### Goal of the exercise
Return all lines that include the string "color".
** Start of Material provided **
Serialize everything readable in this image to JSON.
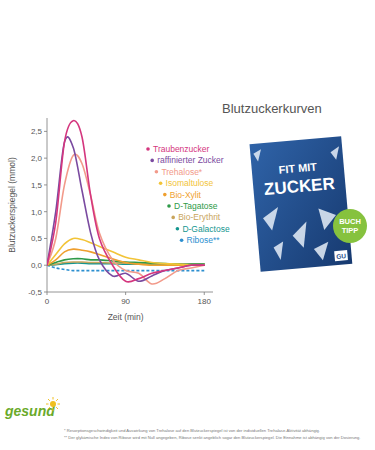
{
  "chart_data": {
    "type": "line",
    "title": "Blutzuckerkurven",
    "x_label": "Zeit (min)",
    "y_label": "Blutzuckerspiegel (mmol)",
    "x": [
      0,
      10,
      20,
      30,
      40,
      50,
      60,
      75,
      90,
      105,
      120,
      135,
      150,
      165,
      180
    ],
    "xlim": [
      0,
      190
    ],
    "xticks": [
      0,
      90,
      180
    ],
    "ylim": [
      -0.5,
      2.75
    ],
    "yticks": [
      {
        "value": -0.5,
        "label": "-0,5"
      },
      {
        "value": 0,
        "label": "0,0"
      },
      {
        "value": 0.5,
        "label": "0,5"
      },
      {
        "value": 1,
        "label": "1,0"
      },
      {
        "value": 1.5,
        "label": "1,5"
      },
      {
        "value": 2,
        "label": "2,0"
      },
      {
        "value": 2.5,
        "label": "2,5"
      }
    ],
    "grid": false,
    "series": [
      {
        "name": "Traubenzucker",
        "color": "#d4367e",
        "line_style": "solid",
        "values": [
          0,
          0.8,
          2.3,
          2.7,
          2.4,
          1.3,
          0.5,
          0.0,
          -0.3,
          -0.25,
          -0.15,
          -0.1,
          -0.05,
          0,
          0
        ]
      },
      {
        "name": "raffinierter Zucker",
        "color": "#7a4aa0",
        "line_style": "solid",
        "values": [
          0,
          1.0,
          2.3,
          2.2,
          1.4,
          0.6,
          0.1,
          -0.2,
          -0.15,
          -0.3,
          -0.2,
          -0.1,
          -0.05,
          0,
          0
        ]
      },
      {
        "name": "Trehalose*",
        "color": "#f29a8a",
        "line_style": "solid",
        "values": [
          0,
          0.5,
          1.5,
          2.05,
          1.9,
          1.3,
          0.6,
          0.1,
          -0.1,
          -0.15,
          -0.35,
          -0.25,
          -0.1,
          -0.05,
          0
        ]
      },
      {
        "name": "Isomaltulose",
        "color": "#f2c438",
        "line_style": "solid",
        "values": [
          0,
          0.2,
          0.4,
          0.5,
          0.48,
          0.42,
          0.35,
          0.25,
          0.15,
          0.1,
          0.05,
          0.03,
          0.02,
          0,
          0
        ]
      },
      {
        "name": "Bio-Xylit",
        "color": "#ef9f2e",
        "line_style": "solid",
        "values": [
          0,
          0.1,
          0.25,
          0.3,
          0.28,
          0.25,
          0.2,
          0.12,
          0.05,
          0.02,
          0,
          0,
          0,
          0,
          0
        ]
      },
      {
        "name": "D-Tagatose",
        "color": "#2e9a48",
        "line_style": "solid",
        "values": [
          0,
          0.05,
          0.1,
          0.12,
          0.12,
          0.1,
          0.1,
          0.08,
          0.06,
          0.05,
          0.04,
          0.03,
          0.02,
          0.02,
          0.02
        ]
      },
      {
        "name": "Bio-Erythrit",
        "color": "#c9a55c",
        "line_style": "solid",
        "values": [
          0,
          0.02,
          0.05,
          0.06,
          0.06,
          0.05,
          0.05,
          0.04,
          0.04,
          0.03,
          0.03,
          0.02,
          0.02,
          0.02,
          0.02
        ]
      },
      {
        "name": "D-Galactose",
        "color": "#14968f",
        "line_style": "solid",
        "values": [
          0,
          0.01,
          0.03,
          0.04,
          0.04,
          0.03,
          0.03,
          0.03,
          0.02,
          0.02,
          0.02,
          0.01,
          0.01,
          0.01,
          0.01
        ]
      },
      {
        "name": "Ribose**",
        "color": "#2c8fd0",
        "line_style": "dashed",
        "values": [
          0,
          -0.05,
          -0.08,
          -0.1,
          -0.1,
          -0.1,
          -0.1,
          -0.1,
          -0.1,
          -0.1,
          -0.1,
          -0.1,
          -0.1,
          -0.1,
          -0.1
        ]
      }
    ],
    "legend": "right"
  },
  "book": {
    "title_lines": [
      "FIT MIT",
      "ZUCKER"
    ],
    "publisher": "GU",
    "badge": [
      "BUCH",
      "TIPP"
    ]
  },
  "logo": "gesund",
  "footnotes": [
    "* Resorptionsgeschwindigkeit und Auswirkung von Trehalose auf den Blutzuckerspiegel ist von der individuellen Trehalase-Aktivität abhängig.",
    "** Der glykämische Index von Ribose wird mit Null angegeben, Ribose senkt angeblich sogar den Blutzuckerspiegel. Die Einnahme ist abhängig von der Dosierung."
  ]
}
** End of Material provided **
### Exercise output
        "color": "#d4367e",
        "color": "#7a4aa0",
        "color": "#f29a8a",
        "color": "#f2c438",
        "color": "#ef9f2e",
        "color": "#2e9a48",
        "color": "#c9a55c",
        "color": "#14968f",
        "color": "#2c8fd0",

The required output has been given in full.